▶ _Given task_: Of all the lines in the records below, how many hold the word "ecosystem"? Give the number alone.
====
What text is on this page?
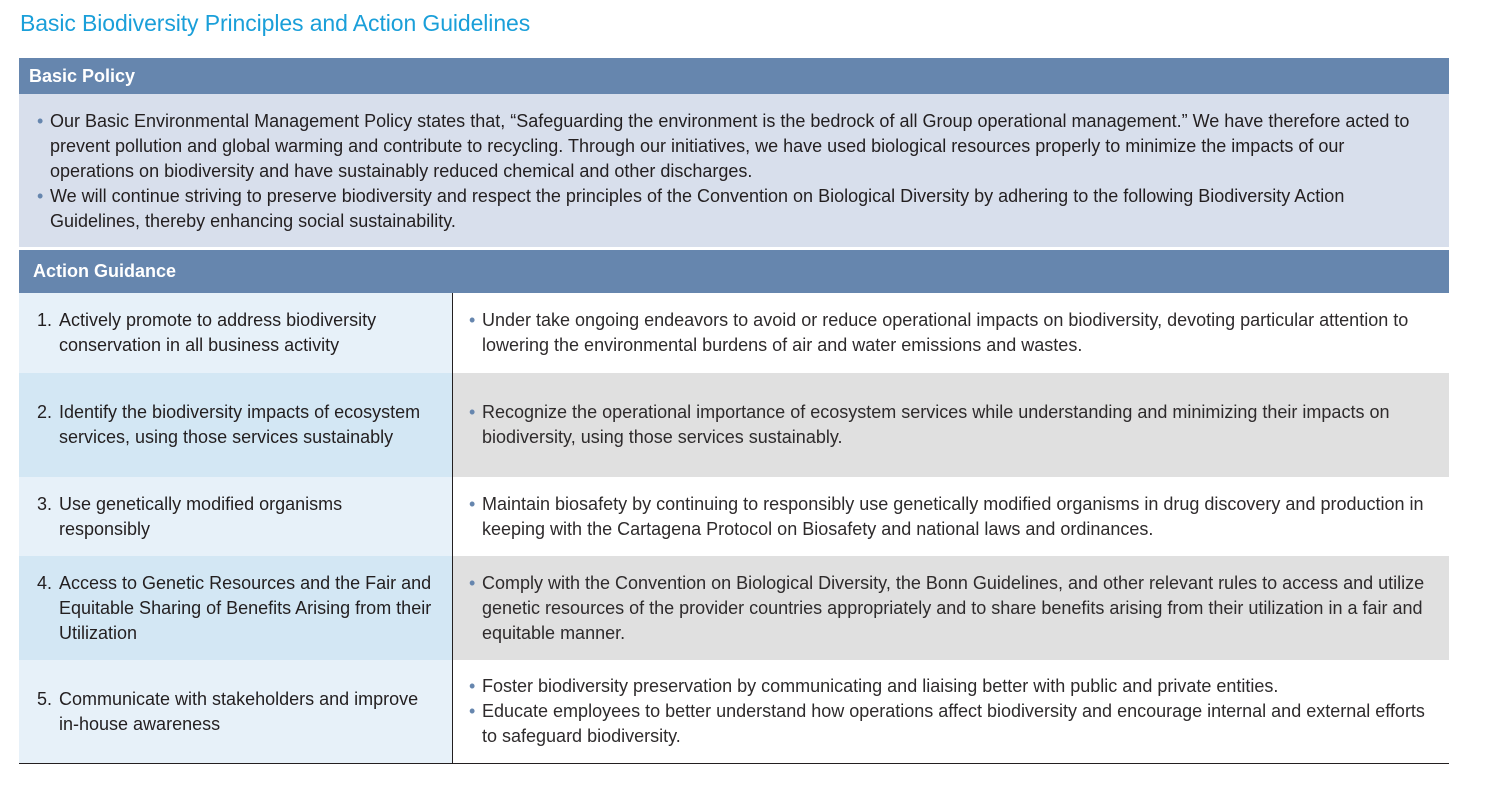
Basic Biodiversity Principles and Action Guidelines
Basic Policy
• Our Basic Environmental Management Policy states that, “Safeguarding the environment is the bedrock of all Group operational management.” We have therefore acted to prevent pollution and global warming and contribute to recycling. Through our initiatives, we have used biological resources properly to minimize the impacts of our operations on biodiversity and have sustainably reduced chemical and other discharges.
• We will continue striving to preserve biodiversity and respect the principles of the Convention on Biological Diversity by adhering to the following Biodiversity Action Guidelines, thereby enhancing social sustainability.
Action Guidance
1. Actively promote to address biodiversity conservation in all business activity
• Under take ongoing endeavors to avoid or reduce operational impacts on biodiversity, devoting particular attention to lowering the environmental burdens of air and water emissions and wastes.
2. Identify the biodiversity impacts of ecosystem services, using those services sustainably
• Recognize the operational importance of ecosystem services while understanding and minimizing their impacts on biodiversity, using those services sustainably.
3. Use genetically modified organisms responsibly
• Maintain biosafety by continuing to responsibly use genetically modified organisms in drug discovery and production in keeping with the Cartagena Protocol on Biosafety and national laws and ordinances.
4. Access to Genetic Resources and the Fair and Equitable Sharing of Benefits Arising from their Utilization
• Comply with the Convention on Biological Diversity, the Bonn Guidelines, and other relevant rules to access and utilize genetic resources of the provider countries appropriately and to share benefits arising from their utilization in a fair and equitable manner.
5. Communicate with stakeholders and improve in-house awareness
• Foster biodiversity preservation by communicating and liaising better with public and private entities.
• Educate employees to better understand how operations affect biodiversity and encourage internal and external efforts to safeguard biodiversity.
====
▶ _Full response_: 2